### Stored data entries
┌──
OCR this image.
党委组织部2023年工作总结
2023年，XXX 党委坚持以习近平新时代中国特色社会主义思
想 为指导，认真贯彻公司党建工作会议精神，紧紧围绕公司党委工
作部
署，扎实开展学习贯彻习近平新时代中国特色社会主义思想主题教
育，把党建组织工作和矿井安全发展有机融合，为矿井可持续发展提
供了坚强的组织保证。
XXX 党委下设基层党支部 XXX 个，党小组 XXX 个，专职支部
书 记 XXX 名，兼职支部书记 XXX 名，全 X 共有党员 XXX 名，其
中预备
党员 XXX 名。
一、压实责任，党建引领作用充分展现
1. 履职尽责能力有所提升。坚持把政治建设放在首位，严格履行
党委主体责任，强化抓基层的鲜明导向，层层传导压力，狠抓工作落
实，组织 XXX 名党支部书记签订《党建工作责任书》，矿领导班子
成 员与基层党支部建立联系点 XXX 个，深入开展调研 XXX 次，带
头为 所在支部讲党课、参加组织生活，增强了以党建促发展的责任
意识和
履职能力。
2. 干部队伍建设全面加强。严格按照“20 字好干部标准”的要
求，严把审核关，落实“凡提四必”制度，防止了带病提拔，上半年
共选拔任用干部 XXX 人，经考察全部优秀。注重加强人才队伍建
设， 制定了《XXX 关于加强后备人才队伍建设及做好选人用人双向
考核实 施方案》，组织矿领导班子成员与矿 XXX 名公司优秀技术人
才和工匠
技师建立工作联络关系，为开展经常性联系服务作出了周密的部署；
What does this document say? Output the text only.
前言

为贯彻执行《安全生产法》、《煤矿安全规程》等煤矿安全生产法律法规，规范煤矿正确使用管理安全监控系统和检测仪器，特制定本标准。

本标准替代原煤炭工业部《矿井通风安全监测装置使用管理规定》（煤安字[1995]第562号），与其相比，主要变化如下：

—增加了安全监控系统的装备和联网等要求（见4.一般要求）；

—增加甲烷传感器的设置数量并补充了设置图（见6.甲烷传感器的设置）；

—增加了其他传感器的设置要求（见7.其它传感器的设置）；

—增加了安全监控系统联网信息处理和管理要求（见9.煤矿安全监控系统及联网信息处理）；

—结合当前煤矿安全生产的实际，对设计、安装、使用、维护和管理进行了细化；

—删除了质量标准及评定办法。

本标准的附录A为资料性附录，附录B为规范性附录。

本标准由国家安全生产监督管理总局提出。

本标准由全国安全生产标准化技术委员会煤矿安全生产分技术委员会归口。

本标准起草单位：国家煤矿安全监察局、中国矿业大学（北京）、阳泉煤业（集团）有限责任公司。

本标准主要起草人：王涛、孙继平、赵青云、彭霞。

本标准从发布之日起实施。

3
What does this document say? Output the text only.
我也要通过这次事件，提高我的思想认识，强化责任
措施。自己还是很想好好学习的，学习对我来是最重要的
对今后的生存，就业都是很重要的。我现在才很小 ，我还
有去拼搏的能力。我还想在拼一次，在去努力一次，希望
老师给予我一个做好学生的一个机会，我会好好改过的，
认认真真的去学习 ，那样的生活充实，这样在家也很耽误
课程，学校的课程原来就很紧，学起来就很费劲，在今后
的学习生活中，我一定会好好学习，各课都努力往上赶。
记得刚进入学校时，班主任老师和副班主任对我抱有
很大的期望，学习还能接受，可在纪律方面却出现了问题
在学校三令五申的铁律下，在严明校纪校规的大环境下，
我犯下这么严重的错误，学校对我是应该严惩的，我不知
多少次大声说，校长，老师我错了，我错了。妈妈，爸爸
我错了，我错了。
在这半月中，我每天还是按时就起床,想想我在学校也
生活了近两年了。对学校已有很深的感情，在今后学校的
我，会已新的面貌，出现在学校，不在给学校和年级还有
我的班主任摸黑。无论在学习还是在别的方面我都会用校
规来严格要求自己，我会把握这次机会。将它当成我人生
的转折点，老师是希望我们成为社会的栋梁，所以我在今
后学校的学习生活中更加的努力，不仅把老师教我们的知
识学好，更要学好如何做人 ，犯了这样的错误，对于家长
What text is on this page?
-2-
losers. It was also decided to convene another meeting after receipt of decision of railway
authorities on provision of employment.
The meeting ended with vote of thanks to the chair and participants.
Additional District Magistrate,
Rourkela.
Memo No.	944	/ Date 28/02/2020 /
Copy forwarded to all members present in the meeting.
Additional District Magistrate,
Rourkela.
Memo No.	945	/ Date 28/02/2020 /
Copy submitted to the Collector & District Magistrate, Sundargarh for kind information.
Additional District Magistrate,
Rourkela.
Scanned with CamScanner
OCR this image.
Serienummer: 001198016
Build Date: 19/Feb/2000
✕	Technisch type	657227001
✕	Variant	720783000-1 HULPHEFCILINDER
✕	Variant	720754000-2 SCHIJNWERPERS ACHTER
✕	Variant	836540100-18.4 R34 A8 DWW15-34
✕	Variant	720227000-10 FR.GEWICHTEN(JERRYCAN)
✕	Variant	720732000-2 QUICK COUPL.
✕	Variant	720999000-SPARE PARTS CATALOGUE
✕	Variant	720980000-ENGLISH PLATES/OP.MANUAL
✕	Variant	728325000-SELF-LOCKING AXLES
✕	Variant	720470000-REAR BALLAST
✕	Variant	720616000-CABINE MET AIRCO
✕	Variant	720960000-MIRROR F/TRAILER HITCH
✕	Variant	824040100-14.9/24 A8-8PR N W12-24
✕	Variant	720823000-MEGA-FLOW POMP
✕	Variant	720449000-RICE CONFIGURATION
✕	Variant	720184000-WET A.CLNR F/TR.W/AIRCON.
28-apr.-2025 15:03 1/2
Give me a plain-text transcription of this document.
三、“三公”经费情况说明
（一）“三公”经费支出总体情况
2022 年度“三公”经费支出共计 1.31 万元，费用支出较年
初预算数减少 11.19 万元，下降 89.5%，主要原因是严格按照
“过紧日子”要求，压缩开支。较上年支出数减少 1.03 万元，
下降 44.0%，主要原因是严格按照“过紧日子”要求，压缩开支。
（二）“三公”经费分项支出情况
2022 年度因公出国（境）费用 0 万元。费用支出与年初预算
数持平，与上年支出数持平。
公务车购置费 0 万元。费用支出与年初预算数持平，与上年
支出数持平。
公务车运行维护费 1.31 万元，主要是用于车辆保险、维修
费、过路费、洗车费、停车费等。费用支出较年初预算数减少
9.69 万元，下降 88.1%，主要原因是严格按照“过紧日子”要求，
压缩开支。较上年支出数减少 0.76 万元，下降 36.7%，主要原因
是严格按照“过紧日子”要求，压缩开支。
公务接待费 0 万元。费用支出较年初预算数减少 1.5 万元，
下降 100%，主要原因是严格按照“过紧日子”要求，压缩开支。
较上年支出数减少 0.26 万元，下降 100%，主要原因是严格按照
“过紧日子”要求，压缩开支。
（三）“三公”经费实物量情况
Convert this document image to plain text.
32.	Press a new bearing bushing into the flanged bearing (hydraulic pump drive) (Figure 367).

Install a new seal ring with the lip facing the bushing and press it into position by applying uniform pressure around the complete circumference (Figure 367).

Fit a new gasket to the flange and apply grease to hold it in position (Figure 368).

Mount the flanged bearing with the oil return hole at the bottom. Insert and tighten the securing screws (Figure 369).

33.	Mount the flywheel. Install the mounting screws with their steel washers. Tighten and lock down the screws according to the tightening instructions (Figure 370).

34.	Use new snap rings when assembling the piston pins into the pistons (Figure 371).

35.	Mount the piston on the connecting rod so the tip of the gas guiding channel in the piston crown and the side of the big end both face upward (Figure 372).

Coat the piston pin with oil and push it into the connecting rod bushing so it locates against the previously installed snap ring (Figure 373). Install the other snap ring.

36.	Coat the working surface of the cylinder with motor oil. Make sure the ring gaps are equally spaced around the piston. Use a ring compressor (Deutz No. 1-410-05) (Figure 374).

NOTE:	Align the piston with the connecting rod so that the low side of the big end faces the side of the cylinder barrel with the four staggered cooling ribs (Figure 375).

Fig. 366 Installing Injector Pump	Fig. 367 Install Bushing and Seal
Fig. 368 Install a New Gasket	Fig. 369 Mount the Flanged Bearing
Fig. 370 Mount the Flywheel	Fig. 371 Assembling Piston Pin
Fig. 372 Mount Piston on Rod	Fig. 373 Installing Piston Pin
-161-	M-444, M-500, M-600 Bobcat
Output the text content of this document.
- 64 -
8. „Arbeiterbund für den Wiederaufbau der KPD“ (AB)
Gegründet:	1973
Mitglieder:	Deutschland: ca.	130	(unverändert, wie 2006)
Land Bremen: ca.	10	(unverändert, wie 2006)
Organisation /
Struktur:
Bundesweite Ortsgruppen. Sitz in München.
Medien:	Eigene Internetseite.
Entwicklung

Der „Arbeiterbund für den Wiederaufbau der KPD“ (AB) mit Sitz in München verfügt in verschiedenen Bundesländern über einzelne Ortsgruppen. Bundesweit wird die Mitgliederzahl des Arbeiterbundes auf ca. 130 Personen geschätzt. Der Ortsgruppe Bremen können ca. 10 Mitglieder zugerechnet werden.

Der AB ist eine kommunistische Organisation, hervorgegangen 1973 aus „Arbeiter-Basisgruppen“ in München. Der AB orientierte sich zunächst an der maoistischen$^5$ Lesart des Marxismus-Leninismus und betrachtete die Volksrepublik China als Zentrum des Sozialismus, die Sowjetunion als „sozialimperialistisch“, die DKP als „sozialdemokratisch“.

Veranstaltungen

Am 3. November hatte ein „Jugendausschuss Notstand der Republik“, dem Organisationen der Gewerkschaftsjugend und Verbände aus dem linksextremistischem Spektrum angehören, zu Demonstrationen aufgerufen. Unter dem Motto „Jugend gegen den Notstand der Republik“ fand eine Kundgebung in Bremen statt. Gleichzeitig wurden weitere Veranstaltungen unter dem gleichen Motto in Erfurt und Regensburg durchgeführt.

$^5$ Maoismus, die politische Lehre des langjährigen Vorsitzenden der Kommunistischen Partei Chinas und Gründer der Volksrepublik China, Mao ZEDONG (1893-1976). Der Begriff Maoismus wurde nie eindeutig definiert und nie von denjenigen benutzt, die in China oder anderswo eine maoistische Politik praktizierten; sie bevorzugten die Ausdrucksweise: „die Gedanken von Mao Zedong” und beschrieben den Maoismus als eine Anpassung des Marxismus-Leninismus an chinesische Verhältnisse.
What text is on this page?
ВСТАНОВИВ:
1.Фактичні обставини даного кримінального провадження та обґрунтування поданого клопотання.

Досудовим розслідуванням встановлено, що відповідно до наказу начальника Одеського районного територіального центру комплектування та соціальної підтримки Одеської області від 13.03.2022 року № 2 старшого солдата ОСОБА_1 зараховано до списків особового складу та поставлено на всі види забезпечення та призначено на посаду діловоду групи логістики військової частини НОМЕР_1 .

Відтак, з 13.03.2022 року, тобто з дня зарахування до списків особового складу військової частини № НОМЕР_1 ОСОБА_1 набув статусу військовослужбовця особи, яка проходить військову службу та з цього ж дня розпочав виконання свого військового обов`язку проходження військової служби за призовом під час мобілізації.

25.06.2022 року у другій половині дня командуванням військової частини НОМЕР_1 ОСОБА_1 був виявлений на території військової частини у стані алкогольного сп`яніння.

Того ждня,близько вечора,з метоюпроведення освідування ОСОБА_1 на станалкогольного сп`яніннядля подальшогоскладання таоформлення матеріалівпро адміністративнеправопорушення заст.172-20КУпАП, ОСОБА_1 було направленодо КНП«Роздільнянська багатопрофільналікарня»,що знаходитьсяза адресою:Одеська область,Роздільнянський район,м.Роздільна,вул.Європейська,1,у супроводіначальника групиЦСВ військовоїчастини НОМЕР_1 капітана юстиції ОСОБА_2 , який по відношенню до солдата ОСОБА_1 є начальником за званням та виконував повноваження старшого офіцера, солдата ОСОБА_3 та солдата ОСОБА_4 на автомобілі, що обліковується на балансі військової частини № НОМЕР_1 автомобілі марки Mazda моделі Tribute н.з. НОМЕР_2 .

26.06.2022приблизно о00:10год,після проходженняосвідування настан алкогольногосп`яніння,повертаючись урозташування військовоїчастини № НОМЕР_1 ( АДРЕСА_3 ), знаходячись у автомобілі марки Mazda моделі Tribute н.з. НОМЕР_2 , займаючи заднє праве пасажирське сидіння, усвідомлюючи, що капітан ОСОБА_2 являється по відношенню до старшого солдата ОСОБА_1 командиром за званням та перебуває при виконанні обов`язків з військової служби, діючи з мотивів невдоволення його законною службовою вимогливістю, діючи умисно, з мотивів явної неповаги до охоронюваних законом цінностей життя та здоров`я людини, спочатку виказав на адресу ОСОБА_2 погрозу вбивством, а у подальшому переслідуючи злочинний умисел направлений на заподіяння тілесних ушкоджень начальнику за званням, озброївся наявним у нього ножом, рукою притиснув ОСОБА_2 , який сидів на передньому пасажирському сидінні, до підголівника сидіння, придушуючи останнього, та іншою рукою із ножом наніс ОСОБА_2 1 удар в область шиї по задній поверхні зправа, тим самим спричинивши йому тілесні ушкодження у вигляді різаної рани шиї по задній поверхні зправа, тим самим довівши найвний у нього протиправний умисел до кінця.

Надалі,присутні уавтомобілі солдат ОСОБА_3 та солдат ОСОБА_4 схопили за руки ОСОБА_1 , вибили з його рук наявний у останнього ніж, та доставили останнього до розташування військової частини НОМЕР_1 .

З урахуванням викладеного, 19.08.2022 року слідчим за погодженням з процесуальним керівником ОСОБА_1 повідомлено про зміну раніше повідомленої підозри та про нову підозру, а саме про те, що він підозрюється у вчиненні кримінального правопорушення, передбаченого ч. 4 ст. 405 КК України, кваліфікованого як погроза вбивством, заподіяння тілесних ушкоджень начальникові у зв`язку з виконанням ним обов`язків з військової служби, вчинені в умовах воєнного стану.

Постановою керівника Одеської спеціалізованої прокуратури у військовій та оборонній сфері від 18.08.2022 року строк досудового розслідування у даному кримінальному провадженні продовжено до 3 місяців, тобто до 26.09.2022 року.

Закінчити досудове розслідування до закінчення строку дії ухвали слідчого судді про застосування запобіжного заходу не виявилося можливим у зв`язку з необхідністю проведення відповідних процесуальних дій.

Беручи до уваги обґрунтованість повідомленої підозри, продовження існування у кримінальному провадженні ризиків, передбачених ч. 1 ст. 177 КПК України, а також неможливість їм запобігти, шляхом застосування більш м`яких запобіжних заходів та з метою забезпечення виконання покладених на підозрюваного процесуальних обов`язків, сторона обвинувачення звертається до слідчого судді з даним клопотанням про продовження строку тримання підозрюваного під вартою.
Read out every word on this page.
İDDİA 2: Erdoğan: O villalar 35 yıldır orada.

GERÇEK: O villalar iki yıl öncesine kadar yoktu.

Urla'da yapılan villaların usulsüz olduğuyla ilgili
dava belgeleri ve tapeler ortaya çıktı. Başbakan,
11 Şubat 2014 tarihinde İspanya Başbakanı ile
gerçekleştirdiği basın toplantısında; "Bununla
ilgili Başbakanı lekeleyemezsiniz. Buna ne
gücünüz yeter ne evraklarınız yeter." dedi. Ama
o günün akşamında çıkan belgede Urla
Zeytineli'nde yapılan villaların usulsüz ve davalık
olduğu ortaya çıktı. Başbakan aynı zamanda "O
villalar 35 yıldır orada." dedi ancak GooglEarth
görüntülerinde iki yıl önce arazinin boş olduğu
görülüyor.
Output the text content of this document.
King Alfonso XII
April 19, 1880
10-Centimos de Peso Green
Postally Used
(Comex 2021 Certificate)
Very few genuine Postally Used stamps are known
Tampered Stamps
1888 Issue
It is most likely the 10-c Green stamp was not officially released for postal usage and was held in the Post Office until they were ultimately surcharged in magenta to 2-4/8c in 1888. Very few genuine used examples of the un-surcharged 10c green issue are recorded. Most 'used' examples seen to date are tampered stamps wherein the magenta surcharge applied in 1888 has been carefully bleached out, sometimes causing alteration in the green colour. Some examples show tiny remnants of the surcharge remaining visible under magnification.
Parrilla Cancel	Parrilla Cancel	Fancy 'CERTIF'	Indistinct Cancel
└──
### Given instruction
Pull every line containing "usulsüz" out of the records.

### Response to this exercise
Urla'da yapılan villaların usulsüz olduğuyla ilgili
Zeytineli'nde yapılan villaların usulsüz ve davalık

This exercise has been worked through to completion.